A run of records:
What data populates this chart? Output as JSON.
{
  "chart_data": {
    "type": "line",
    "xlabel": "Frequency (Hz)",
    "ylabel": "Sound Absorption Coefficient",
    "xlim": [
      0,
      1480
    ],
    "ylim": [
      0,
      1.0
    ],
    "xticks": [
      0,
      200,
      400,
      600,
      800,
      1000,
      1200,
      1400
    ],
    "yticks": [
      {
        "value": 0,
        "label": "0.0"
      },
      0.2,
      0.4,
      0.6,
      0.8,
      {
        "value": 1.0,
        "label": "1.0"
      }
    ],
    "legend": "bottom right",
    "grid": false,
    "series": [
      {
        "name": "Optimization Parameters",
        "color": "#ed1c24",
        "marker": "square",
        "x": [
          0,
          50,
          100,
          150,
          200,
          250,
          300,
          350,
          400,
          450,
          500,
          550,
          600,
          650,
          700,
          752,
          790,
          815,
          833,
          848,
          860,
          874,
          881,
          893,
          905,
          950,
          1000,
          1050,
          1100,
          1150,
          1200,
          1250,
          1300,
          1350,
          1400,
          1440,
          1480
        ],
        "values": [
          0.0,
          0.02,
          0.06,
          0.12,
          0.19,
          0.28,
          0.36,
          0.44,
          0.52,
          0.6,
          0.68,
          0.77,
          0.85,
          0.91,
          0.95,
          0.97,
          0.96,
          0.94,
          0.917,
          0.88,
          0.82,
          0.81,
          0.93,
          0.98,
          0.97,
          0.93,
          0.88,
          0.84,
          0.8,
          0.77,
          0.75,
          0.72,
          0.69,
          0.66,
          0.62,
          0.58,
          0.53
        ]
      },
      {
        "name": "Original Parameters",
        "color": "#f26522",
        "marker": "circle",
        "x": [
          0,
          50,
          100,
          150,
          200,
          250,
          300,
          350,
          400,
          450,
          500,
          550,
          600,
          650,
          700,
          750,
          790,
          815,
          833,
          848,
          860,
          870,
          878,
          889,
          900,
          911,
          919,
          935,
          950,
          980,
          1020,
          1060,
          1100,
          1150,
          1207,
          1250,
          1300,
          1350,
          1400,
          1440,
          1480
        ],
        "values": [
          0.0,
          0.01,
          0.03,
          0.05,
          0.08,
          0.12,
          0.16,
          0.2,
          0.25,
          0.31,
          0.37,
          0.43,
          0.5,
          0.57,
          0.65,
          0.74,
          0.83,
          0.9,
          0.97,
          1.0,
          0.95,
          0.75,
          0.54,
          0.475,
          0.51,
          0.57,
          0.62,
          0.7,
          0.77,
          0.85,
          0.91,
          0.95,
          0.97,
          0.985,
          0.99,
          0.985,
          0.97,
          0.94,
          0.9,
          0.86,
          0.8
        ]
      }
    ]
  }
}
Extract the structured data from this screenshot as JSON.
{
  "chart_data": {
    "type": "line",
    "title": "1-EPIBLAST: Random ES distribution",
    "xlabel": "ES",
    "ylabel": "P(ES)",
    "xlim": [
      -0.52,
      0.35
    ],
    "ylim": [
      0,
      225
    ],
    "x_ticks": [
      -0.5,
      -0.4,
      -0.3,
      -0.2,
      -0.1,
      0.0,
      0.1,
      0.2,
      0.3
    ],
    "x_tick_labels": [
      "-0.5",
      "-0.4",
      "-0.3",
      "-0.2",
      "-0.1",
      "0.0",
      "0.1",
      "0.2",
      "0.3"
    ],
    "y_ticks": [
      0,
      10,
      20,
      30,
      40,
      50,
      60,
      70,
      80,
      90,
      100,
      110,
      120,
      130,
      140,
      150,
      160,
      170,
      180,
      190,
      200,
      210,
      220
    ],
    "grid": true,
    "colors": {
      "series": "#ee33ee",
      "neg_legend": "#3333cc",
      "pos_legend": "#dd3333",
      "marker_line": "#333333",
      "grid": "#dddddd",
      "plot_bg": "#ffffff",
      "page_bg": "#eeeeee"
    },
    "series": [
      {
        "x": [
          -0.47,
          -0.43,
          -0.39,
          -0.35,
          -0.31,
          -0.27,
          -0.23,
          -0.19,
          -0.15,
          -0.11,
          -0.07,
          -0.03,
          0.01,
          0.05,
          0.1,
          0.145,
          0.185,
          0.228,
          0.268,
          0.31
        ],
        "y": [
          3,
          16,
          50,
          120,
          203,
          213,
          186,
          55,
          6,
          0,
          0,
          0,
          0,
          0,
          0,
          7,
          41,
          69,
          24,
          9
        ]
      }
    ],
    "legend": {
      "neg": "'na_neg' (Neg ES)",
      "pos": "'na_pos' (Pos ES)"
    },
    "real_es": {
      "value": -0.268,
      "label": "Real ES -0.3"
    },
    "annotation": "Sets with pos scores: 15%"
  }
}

## PROBLEM TO SOLVE
For this exercise, gather every line of the data that contains the word "name".

## RESULT OF THE EXERCISE
        "name": "Optimization Parameters",
        "name": "Original Parameters",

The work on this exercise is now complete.